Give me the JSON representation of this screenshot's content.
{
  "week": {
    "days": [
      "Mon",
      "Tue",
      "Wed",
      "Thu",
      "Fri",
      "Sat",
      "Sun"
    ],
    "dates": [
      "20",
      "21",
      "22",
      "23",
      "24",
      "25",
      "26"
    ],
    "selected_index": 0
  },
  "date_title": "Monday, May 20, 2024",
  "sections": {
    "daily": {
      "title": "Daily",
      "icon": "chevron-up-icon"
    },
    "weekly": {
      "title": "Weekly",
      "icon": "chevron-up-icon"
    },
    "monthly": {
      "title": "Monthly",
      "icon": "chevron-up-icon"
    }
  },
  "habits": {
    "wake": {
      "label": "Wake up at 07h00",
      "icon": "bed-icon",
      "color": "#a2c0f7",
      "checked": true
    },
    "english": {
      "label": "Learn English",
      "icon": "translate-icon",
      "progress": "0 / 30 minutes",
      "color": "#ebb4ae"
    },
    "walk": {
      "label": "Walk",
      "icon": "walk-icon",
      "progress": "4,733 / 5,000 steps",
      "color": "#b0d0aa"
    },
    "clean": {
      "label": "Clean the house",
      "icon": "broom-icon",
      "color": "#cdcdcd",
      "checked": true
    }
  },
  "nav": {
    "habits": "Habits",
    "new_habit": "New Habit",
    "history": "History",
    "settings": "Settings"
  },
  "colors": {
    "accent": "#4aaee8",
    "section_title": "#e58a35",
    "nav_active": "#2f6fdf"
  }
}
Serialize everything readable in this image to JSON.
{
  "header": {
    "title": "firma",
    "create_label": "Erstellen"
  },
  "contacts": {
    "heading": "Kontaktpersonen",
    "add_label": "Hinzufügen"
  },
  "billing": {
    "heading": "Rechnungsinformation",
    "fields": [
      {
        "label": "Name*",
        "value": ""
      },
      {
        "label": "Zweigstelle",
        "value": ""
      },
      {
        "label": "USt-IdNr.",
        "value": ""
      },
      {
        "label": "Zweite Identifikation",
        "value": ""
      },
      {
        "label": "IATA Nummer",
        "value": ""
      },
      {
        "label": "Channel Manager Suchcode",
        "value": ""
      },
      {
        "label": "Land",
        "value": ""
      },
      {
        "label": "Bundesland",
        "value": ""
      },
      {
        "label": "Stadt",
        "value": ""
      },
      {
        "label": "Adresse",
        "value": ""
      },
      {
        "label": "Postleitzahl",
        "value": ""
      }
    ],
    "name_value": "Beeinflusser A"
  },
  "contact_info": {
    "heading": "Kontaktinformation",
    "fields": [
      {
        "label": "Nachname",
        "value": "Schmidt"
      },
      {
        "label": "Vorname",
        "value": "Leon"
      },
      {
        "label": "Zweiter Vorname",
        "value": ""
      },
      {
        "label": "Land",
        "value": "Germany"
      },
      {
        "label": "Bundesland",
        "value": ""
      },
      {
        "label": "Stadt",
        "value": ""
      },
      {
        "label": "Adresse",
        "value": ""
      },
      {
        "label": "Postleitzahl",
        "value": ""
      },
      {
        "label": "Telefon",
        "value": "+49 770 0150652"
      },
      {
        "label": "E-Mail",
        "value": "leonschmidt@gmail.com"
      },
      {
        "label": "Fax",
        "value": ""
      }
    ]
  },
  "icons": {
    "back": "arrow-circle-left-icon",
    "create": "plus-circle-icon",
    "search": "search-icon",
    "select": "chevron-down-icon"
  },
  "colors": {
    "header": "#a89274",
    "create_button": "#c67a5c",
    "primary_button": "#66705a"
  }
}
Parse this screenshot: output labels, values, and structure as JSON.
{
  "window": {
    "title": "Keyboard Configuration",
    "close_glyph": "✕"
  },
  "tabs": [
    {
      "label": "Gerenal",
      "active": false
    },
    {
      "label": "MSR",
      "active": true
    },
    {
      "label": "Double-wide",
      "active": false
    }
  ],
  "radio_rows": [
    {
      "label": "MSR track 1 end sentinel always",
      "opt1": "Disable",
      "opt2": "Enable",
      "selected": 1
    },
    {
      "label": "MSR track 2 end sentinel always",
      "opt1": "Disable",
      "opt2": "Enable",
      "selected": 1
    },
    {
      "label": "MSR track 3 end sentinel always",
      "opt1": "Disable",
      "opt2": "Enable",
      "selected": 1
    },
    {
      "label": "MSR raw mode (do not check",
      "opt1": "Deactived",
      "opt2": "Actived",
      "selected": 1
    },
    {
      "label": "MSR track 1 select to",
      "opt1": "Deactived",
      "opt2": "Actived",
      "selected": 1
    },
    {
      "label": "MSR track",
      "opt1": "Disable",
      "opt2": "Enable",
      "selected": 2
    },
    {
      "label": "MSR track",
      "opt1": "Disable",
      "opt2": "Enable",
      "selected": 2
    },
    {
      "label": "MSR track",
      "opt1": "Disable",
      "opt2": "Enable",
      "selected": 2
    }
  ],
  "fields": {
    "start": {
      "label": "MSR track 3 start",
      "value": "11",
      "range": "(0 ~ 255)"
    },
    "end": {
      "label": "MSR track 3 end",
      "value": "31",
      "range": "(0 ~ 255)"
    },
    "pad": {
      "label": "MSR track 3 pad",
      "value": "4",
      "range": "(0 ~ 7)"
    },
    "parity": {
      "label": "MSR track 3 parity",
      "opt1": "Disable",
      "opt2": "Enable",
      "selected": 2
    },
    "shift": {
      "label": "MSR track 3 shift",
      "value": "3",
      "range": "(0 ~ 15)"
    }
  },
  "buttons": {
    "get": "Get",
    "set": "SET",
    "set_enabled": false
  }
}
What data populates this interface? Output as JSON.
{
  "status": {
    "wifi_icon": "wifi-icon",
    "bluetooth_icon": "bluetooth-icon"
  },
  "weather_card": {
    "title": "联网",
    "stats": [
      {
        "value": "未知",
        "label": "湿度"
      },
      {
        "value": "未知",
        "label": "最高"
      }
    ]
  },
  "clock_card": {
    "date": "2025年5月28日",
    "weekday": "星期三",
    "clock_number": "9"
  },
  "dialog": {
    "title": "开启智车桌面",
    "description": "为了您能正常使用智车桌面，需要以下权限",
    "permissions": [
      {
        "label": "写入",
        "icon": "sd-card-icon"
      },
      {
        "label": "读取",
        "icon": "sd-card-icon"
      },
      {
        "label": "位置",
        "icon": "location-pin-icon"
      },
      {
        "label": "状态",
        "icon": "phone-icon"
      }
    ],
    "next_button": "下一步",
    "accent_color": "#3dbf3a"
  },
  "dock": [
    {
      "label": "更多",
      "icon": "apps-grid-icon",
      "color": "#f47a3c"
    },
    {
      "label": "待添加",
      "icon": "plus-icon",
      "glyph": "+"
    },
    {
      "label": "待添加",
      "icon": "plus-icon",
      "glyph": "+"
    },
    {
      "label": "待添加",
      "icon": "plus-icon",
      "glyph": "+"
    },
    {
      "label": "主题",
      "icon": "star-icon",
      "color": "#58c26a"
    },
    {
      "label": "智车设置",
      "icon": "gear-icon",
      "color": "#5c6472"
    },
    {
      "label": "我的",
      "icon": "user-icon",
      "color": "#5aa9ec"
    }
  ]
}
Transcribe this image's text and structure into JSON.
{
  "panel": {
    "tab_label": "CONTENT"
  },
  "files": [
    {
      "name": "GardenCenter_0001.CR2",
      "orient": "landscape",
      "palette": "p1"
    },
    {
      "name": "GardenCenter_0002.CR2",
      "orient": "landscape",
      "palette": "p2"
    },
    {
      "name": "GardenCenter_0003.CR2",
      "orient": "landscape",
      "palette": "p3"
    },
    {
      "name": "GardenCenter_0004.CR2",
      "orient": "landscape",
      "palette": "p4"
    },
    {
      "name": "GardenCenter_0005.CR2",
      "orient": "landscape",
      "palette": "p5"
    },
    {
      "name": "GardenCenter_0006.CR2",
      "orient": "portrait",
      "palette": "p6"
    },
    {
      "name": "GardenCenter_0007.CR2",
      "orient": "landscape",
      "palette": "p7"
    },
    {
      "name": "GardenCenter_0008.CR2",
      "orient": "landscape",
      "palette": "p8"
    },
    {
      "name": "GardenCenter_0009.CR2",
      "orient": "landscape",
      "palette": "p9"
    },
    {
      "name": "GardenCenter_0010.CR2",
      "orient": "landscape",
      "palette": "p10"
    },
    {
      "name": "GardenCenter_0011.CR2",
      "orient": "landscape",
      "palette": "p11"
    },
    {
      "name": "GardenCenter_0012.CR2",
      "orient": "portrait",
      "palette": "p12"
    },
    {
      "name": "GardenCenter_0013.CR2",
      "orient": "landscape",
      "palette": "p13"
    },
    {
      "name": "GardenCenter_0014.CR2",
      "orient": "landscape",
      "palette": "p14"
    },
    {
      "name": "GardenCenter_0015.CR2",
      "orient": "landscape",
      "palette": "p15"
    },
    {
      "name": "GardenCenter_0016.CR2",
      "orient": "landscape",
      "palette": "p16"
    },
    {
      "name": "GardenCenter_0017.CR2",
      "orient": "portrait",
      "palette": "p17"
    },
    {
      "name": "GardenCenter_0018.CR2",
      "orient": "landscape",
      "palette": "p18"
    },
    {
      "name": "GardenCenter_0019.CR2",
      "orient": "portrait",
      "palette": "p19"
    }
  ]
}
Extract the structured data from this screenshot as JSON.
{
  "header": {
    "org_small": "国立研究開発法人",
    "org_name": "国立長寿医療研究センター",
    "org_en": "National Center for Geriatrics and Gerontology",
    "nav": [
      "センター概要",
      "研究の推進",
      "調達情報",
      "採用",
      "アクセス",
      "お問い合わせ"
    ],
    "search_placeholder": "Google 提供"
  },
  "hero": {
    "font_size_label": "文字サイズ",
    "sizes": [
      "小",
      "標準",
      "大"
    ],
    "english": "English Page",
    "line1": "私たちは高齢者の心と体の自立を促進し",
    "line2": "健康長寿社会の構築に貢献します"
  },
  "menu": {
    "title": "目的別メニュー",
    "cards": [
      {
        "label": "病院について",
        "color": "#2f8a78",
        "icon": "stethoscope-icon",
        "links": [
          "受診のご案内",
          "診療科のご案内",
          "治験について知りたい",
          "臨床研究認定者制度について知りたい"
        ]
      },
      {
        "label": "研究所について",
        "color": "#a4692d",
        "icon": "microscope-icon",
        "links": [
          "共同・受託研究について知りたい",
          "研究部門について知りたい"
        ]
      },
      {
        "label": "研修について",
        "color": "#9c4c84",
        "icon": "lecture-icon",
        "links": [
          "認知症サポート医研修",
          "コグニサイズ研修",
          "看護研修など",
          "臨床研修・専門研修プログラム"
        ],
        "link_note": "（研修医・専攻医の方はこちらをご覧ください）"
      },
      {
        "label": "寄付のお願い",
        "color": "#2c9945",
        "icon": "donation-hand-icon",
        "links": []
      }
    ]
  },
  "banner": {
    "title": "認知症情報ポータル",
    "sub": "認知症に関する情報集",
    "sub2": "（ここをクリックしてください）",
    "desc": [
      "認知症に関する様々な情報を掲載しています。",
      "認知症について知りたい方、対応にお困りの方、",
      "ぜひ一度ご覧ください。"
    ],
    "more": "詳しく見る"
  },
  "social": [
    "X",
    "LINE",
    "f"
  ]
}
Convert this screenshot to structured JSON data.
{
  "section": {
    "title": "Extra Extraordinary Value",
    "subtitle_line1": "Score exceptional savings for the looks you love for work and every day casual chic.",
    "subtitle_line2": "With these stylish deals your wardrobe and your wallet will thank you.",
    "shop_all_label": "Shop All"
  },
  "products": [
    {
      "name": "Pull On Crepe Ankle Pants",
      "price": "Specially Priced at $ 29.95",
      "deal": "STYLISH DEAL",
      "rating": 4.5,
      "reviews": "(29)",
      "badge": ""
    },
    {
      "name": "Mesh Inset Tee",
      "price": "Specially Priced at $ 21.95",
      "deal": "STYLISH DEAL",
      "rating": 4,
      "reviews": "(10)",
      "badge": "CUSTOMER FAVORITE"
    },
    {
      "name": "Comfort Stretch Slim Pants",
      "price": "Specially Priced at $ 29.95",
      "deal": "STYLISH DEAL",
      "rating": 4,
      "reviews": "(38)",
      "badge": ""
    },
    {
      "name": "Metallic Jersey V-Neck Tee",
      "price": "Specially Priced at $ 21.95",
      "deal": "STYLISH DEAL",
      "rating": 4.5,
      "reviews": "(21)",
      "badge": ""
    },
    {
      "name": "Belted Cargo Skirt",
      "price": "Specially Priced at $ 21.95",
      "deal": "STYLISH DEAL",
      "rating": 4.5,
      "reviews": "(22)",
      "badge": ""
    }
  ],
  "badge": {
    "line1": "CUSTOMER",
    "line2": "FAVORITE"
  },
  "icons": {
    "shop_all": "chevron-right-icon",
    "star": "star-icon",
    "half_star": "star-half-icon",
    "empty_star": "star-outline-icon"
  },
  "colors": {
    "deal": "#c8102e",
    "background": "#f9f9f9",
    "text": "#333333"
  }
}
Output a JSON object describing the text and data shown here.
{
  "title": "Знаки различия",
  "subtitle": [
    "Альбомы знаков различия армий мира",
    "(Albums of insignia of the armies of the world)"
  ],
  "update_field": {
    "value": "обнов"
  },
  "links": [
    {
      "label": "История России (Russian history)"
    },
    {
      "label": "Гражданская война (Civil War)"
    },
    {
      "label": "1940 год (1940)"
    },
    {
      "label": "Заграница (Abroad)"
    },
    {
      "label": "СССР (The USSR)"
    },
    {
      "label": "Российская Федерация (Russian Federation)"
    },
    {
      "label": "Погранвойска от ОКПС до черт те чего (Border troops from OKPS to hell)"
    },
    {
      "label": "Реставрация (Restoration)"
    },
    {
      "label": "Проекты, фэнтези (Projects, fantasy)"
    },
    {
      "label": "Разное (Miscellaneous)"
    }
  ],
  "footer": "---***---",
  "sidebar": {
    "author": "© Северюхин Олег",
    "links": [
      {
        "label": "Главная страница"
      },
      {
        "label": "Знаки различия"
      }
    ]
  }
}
****************
## EXERCISE AIM
All lines above containing the string "FAVORITE" are to be collected.

## EXERCISE RESULT
      "badge": "CUSTOMER FAVORITE"
    "line2": "FAVORITE"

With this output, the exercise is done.